● **Description of the task**
Pick out every line that holds the string "sker" and copy it.

● **The records**
****************

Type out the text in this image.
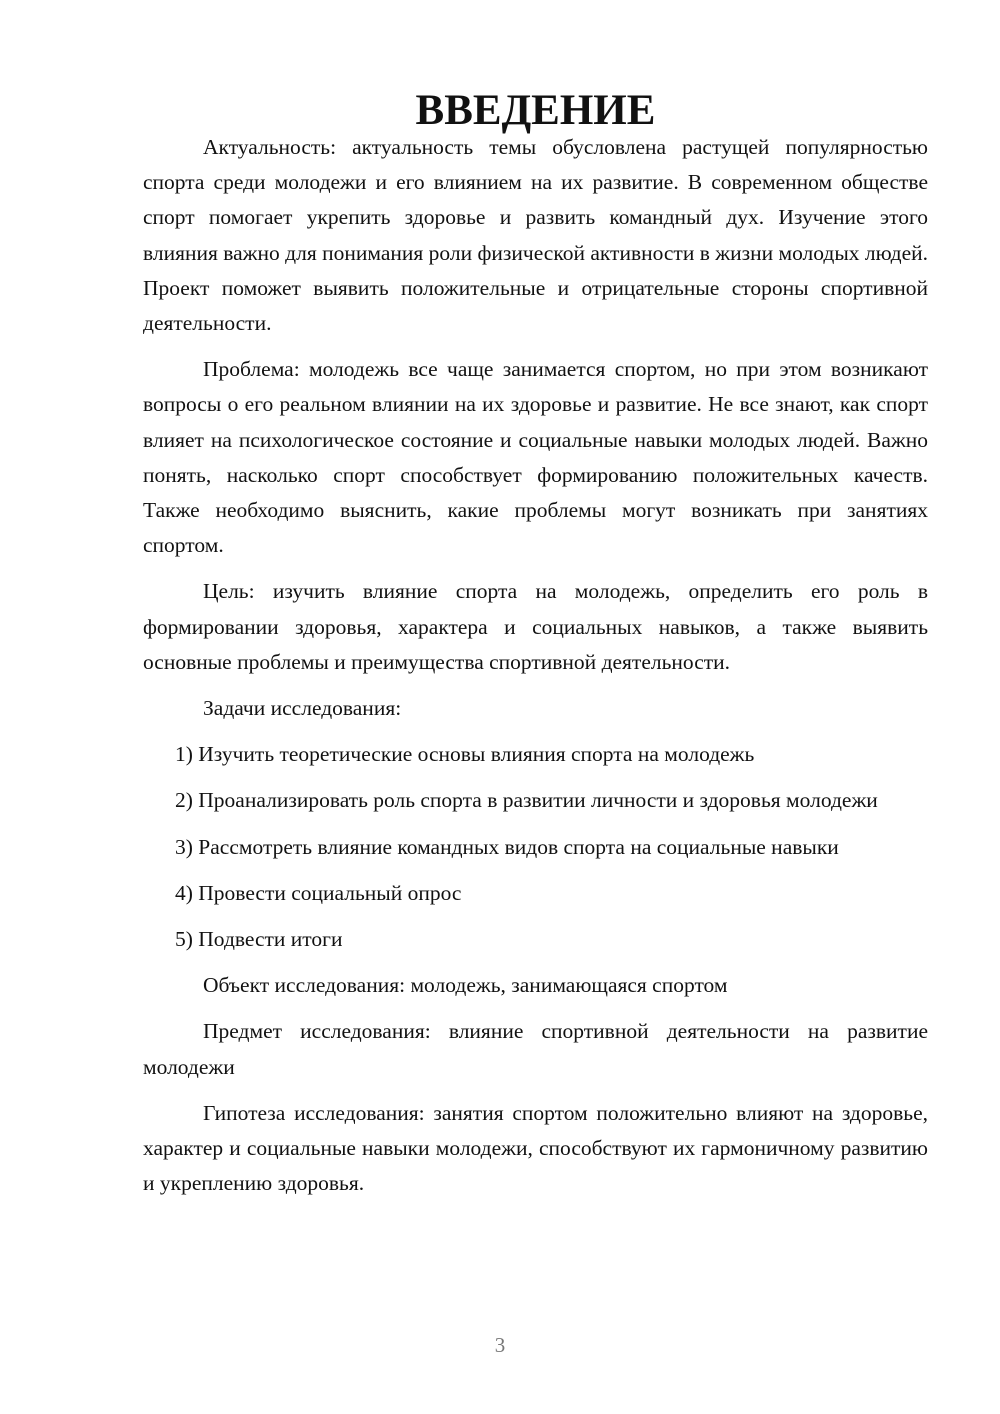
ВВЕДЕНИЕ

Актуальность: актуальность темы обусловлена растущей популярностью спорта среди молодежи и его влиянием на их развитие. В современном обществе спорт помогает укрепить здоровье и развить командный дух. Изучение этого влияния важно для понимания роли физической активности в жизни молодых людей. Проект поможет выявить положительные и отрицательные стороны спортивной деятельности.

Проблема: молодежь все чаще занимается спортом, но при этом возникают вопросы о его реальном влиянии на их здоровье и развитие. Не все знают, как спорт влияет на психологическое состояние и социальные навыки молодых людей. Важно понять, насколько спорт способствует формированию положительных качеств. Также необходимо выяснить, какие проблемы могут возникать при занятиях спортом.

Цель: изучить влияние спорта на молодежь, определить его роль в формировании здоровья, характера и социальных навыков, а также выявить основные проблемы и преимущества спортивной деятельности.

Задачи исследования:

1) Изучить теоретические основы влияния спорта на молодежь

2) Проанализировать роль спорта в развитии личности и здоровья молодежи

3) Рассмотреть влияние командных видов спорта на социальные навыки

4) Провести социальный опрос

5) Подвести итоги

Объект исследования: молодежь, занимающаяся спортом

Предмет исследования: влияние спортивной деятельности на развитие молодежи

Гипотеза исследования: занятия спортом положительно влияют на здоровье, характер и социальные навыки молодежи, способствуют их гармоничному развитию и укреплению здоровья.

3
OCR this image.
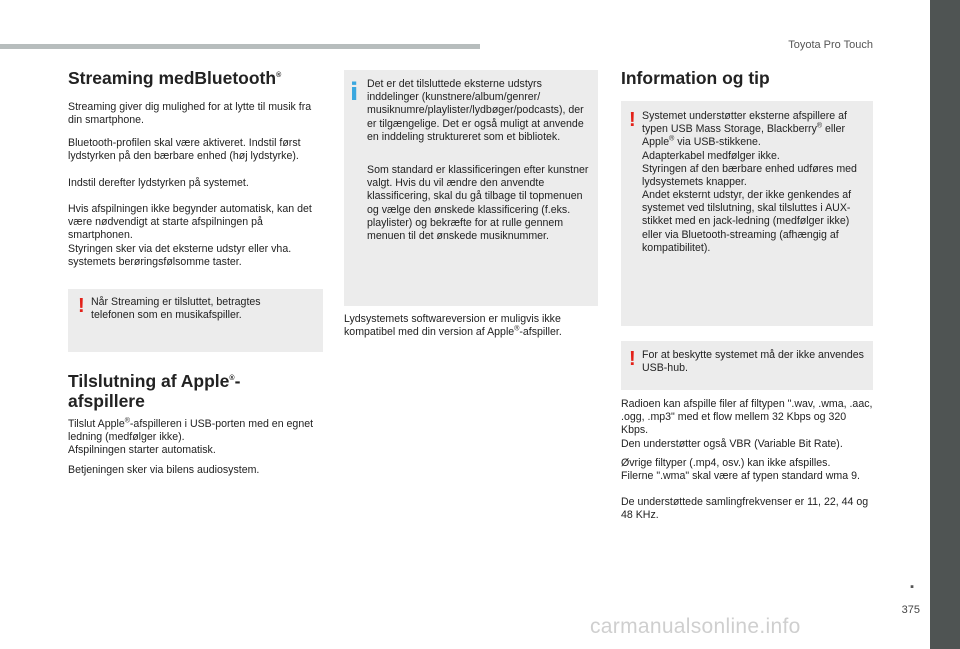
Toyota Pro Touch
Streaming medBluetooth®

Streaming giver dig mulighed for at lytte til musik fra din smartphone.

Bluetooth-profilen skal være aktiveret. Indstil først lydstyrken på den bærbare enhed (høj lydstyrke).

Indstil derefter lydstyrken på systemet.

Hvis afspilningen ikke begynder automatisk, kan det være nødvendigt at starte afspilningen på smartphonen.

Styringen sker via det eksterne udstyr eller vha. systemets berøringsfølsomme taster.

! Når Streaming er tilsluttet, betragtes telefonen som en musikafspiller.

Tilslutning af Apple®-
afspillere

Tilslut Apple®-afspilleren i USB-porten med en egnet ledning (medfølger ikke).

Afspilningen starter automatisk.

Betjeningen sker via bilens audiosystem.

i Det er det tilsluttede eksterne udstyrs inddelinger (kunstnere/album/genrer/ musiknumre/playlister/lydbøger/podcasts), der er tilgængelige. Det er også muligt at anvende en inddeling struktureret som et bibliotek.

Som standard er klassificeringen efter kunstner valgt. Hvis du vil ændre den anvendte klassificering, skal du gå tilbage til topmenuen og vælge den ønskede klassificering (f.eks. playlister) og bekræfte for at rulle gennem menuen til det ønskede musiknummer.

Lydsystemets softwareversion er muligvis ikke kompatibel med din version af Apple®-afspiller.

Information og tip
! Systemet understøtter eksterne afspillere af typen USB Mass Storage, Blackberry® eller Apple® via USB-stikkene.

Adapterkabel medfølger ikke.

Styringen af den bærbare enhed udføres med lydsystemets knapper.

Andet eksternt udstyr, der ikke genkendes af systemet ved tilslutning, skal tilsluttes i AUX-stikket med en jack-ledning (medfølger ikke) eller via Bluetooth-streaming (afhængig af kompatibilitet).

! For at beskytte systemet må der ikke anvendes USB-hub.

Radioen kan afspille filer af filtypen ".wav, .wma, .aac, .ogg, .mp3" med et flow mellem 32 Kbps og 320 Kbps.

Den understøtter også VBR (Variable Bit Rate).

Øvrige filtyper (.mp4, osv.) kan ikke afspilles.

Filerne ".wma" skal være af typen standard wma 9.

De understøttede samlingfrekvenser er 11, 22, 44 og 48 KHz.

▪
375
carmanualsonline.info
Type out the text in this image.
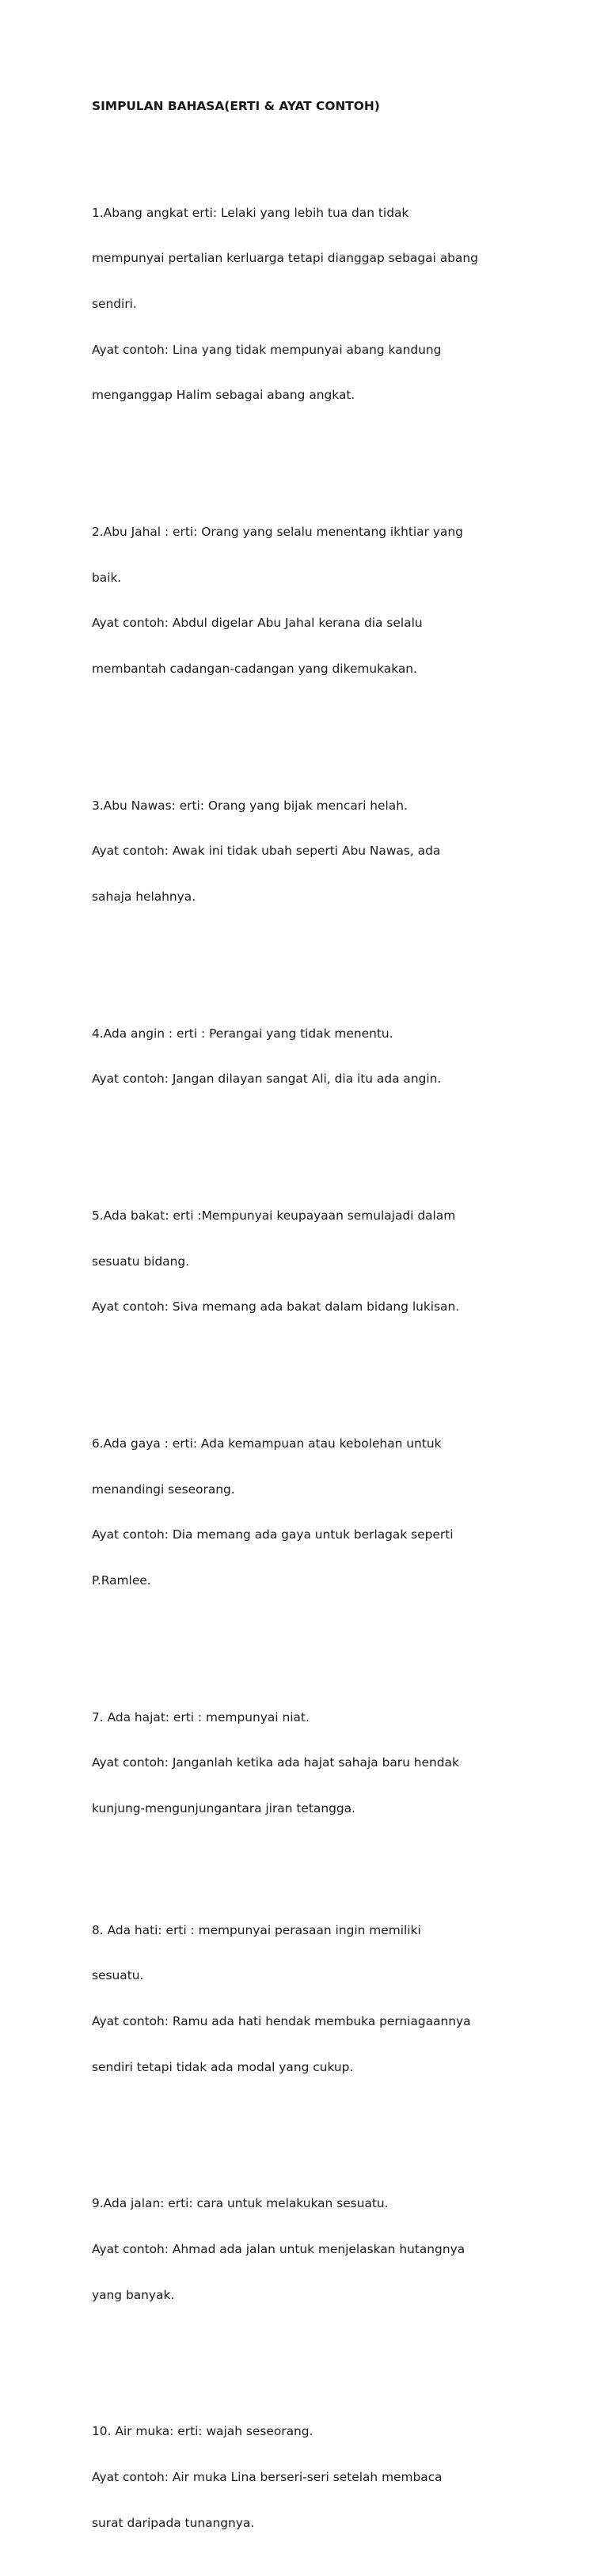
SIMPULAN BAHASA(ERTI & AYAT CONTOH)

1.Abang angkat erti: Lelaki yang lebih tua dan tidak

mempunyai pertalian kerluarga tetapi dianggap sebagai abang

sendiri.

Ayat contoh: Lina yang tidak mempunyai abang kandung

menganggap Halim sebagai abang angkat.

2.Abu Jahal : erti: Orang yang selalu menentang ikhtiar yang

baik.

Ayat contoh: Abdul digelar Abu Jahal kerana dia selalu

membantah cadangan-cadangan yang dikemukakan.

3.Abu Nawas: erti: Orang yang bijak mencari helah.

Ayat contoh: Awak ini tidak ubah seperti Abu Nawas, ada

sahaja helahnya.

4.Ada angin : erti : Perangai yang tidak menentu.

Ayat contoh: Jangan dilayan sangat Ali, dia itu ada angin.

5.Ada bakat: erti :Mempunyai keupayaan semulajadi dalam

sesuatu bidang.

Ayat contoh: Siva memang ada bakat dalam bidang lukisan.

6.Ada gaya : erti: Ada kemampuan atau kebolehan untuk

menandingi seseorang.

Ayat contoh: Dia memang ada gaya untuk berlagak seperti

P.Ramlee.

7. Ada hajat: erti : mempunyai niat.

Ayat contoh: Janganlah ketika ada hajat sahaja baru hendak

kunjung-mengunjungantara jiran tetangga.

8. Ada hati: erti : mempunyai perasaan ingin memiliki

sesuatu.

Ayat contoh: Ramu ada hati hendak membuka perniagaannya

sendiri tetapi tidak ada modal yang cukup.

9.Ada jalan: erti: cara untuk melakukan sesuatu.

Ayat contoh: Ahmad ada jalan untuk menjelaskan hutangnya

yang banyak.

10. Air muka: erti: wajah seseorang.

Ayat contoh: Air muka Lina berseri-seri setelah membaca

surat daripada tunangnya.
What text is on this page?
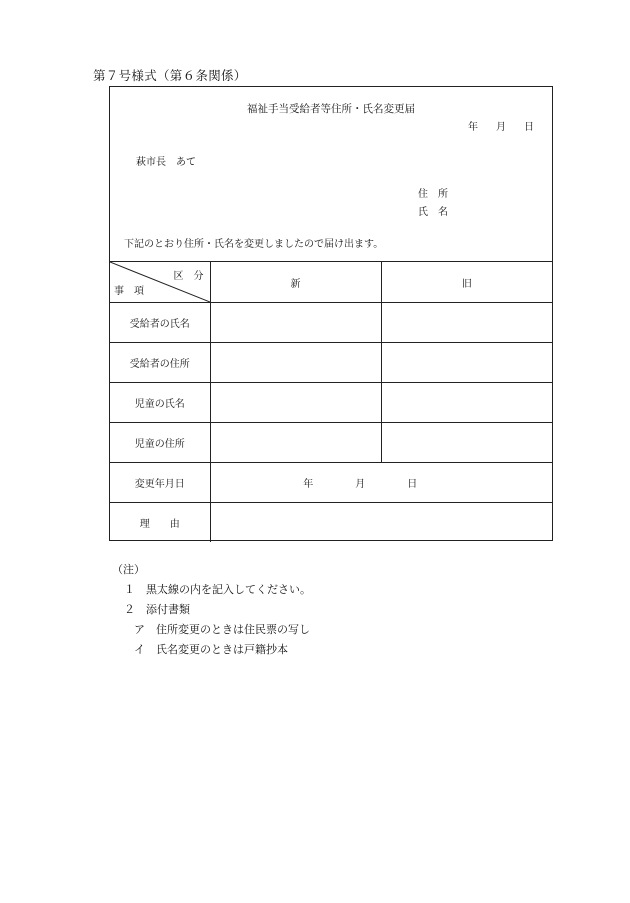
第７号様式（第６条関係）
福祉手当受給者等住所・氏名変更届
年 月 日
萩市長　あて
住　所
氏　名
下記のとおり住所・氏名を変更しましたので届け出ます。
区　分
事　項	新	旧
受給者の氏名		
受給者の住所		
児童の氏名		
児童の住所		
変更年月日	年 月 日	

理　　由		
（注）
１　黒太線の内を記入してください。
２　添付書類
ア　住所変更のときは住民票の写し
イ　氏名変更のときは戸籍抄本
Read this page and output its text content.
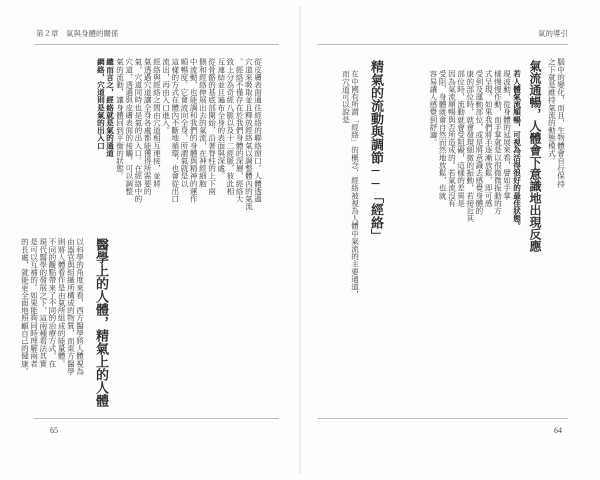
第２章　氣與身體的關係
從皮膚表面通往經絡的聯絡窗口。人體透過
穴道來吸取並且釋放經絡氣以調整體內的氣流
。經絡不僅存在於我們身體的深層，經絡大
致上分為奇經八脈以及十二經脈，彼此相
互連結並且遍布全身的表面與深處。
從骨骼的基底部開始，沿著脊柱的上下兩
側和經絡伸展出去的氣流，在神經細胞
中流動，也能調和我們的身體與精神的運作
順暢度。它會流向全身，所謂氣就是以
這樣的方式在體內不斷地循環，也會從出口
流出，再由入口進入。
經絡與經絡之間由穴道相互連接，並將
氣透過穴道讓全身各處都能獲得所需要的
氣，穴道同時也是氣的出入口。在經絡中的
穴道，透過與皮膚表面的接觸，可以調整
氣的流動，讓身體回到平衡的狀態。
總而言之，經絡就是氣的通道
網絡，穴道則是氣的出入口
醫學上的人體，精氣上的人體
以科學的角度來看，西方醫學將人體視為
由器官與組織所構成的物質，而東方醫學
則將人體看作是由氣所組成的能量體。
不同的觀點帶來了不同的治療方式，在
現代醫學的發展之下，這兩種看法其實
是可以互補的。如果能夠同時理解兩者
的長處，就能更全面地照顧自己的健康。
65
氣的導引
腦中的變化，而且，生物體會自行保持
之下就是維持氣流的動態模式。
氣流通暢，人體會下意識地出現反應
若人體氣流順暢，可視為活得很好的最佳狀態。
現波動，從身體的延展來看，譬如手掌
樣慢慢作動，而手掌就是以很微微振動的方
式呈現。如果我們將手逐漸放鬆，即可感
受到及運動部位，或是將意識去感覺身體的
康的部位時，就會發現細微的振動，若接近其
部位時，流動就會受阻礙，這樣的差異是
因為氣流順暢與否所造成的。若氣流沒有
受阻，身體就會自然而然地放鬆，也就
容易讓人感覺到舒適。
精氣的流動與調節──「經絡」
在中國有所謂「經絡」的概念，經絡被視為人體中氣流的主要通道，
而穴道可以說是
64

****************

● **Answer to the task**
Styringen sker via det eksterne udstyr eller vha. systemets berøringsfølsomme taster.
Betjeningen sker via bilens audiosystem.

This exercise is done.